* [TUGAS DIKERJAKAN] Ubah paragraf yang diawali "Untuk kali kedua Turki" dalam artikel tentang Turki dan Israel menjadi daftar poin singkat yang tetap memuat fakta utamanya.

Oleh Musthafa Luthfi
Hidayatullah.com–Paling tidak pada tahun ini dua kali Israel dipermalukan oleh Turki. Sebelum pemerintahan dipegang oleh Partai Keadilan dan Pembangunan (AKP), negeri bekas pusat Khilafah Otoman itu merupakan sekutu strategis negeri Zionis tersebut. Pertama pada awal tahun ini ketika PM Recep Tayyip Erdogan mempermalukan Presiden Simon Peres pada Forum Ekonomi Dunia di kota Davos, Swiss pada 27 Januari 2009.
Untuk kali kedua Turki kembali mempermalukan negeri Zionis tersebut dengan menolak keikutsertaannya pada latihan perang NATO dengan sandi Anatolian Eagle (Elang Anatoli), yang sedianya berlangsung 12-13 Oktober lalu yang kemudian dibatalkan. Ankara membuktikan janjinya kepada rakyat Turki khususnya, dan dunia Islam umumnya bahwa tidak ada sebuah pesawat Israel pun yang digunakan membantai rakyat Palestina boleh terbang di atas udara Turki selepas pembantaian biadab di Gaza.
Pesawat tempur Israel mungkin bisa kembali terbang di atas udara negeri bekas pusat imperium Otoman itu setelah tokoh-tokoh penjahat perang Zionis pada serangan terakhir di Gaza diadili. Amarah Turki atas pembantaian Gaza tersebut bukan dibuat-buat, karena terbukti tidak khawatir mempermalukan Israel yang didukung kuat AS.
Sedangkan alasan politis yang membuat Ankara geram adalah sikap Tel Aviv yang tiba-tiba menolak upaya penengah Turki dalam perundingan tidak langsung dengan Suriah yang sudah berjalan cukup lama. Negeri Zionis di bawah pemerintahan ultra radikal pimpinan Benyamin Netanyahu, bersikukuh ingin melakukan perundingan langsung dengan Suriah.

* [BAHAN YANG DIBERIKAN]

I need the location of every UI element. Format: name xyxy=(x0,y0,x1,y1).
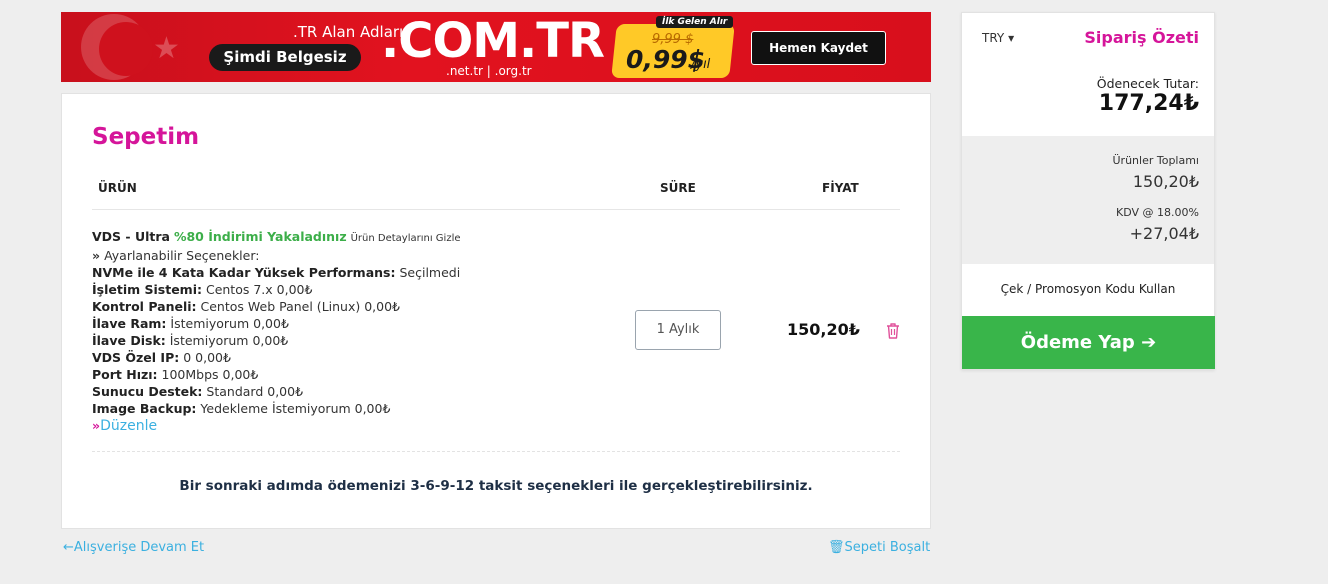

* [HASIL PENGERJAAN]
- Turki kembali mempermalukan Israel dengan menolak keikutsertaannya dalam latihan perang NATO bersandi Anatolian Eagle (Elang Anatoli).
- Latihan itu sedianya berlangsung 12–13 Oktober, tetapi kemudian dibatalkan.
- Dengan langkah ini Ankara menepati janjinya kepada rakyat Turki dan dunia Islam. Setelah pembantaian di Gaza, tak satu pun pesawat Israel yang dipakai membantai rakyat Palestina boleh terbang di atas udara Turki.